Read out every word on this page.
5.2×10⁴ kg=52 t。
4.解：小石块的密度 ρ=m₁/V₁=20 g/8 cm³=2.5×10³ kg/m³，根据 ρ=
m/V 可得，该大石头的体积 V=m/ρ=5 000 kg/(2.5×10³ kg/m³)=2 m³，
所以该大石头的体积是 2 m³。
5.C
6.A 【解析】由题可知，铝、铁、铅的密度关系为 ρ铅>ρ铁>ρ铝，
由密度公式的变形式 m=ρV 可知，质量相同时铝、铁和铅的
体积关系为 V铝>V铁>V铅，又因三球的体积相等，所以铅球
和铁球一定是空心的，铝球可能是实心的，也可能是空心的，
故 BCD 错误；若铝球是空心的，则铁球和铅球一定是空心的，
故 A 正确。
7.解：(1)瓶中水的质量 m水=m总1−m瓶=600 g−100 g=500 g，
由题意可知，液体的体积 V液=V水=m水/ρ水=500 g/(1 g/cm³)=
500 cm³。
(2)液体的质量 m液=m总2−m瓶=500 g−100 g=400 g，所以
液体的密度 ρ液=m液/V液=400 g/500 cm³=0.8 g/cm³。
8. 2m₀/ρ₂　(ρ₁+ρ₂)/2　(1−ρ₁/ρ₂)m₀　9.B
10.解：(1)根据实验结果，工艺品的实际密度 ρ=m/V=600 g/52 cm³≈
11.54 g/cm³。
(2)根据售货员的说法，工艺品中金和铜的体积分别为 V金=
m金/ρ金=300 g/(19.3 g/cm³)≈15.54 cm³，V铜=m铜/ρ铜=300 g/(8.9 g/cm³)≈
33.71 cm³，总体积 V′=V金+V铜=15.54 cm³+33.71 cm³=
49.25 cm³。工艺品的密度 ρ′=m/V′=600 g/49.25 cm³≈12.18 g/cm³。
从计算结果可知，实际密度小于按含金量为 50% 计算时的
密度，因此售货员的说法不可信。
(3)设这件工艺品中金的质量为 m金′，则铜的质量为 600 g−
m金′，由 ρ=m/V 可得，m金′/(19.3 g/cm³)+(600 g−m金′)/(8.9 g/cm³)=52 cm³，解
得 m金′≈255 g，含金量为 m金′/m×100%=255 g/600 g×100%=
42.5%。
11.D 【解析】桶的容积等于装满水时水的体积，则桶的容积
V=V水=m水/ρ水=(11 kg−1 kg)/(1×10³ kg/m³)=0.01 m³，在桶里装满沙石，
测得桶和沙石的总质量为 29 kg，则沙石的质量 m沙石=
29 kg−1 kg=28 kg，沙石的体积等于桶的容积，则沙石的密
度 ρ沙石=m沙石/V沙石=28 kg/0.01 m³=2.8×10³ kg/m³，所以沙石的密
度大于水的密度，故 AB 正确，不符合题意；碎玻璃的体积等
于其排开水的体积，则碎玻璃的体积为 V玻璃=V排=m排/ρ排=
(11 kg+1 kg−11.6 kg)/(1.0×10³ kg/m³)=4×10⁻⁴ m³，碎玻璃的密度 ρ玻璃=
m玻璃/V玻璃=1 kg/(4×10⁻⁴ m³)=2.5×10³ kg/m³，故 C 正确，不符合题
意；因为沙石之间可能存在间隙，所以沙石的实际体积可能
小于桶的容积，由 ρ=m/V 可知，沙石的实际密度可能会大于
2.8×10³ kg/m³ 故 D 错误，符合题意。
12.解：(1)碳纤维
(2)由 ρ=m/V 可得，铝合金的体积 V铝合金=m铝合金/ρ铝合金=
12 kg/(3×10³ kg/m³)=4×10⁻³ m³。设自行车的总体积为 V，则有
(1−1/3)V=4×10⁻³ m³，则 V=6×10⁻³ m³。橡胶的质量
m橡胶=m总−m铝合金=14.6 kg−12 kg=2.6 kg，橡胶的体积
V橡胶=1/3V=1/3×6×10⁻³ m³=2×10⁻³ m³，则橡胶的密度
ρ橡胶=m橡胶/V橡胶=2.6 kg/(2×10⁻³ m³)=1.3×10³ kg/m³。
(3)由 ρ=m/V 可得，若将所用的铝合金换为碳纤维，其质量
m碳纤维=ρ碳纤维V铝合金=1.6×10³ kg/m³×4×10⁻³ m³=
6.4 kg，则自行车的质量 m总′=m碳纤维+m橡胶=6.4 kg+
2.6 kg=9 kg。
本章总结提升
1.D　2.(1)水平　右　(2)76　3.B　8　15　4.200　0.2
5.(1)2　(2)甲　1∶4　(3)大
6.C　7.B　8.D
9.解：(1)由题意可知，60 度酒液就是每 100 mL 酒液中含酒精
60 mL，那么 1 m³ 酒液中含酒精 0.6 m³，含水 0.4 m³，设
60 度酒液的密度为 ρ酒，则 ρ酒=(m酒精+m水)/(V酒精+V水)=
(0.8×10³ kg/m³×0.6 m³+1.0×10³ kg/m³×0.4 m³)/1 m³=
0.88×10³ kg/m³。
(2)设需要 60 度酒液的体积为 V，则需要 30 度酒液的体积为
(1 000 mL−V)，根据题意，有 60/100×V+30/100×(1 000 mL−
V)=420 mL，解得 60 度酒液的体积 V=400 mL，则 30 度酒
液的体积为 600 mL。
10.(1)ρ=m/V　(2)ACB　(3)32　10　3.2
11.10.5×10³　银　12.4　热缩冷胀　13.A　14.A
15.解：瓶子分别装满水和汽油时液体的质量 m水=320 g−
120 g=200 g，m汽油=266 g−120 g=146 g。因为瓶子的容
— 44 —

▬▬▬▬▬▬

> **REQUIREMENTS**
Report the number of lines of the listing above that hold the string "m碳纤维", with no other text.

> **WORKED SOLUTION**
2